What the task requires: Repeat exactly the lines from the one containing "Output a JSON" through the last line of the records below, both included, and nothing else.

· · · ·

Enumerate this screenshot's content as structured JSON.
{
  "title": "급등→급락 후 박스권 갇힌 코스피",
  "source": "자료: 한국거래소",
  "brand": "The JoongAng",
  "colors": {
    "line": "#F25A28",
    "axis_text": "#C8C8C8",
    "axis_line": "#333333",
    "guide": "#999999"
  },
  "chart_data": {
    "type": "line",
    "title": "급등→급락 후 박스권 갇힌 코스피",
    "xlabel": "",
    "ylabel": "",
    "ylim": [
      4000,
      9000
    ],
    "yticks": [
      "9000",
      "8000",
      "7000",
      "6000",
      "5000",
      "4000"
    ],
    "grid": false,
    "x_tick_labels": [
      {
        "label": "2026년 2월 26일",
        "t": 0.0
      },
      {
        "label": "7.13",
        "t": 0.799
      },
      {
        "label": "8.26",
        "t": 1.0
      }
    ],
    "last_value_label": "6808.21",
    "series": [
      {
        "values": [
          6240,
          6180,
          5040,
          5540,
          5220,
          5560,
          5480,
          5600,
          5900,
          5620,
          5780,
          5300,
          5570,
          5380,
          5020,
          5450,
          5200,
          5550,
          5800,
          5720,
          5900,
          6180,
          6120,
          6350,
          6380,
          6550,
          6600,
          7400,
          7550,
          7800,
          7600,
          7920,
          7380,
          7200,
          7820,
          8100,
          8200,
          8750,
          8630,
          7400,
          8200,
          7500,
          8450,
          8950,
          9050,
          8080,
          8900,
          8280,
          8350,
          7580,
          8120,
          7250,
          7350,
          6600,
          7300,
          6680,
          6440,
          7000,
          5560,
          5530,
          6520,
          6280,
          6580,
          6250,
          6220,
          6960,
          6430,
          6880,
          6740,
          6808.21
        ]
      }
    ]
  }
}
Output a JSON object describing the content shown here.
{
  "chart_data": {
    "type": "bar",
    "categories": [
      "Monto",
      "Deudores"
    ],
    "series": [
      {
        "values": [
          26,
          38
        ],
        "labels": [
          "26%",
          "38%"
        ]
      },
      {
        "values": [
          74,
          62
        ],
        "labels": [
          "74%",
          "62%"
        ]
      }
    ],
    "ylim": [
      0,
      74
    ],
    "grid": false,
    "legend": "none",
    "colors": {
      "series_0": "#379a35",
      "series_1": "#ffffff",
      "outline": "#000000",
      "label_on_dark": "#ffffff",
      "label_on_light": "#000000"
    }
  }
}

· · · ·

In response:
Output a JSON object describing the content shown here.
{
  "chart_data": {
    "type": "bar",
    "categories": [
      "Monto",
      "Deudores"
    ],
    "series": [
      {
        "values": [
          26,
          38
        ],
        "labels": [
          "26%",
          "38%"
        ]
      },
      {
        "values": [
          74,
          62
        ],
        "labels": [
          "74%",
          "62%"
        ]
      }
    ],
    "ylim": [
      0,
      74
    ],
    "grid": false,
    "legend": "none",
    "colors": {
      "series_0": "#379a35",
      "series_1": "#ffffff",
      "outline": "#000000",
      "label_on_dark": "#ffffff",
      "label_on_light": "#000000"
    }
  }
}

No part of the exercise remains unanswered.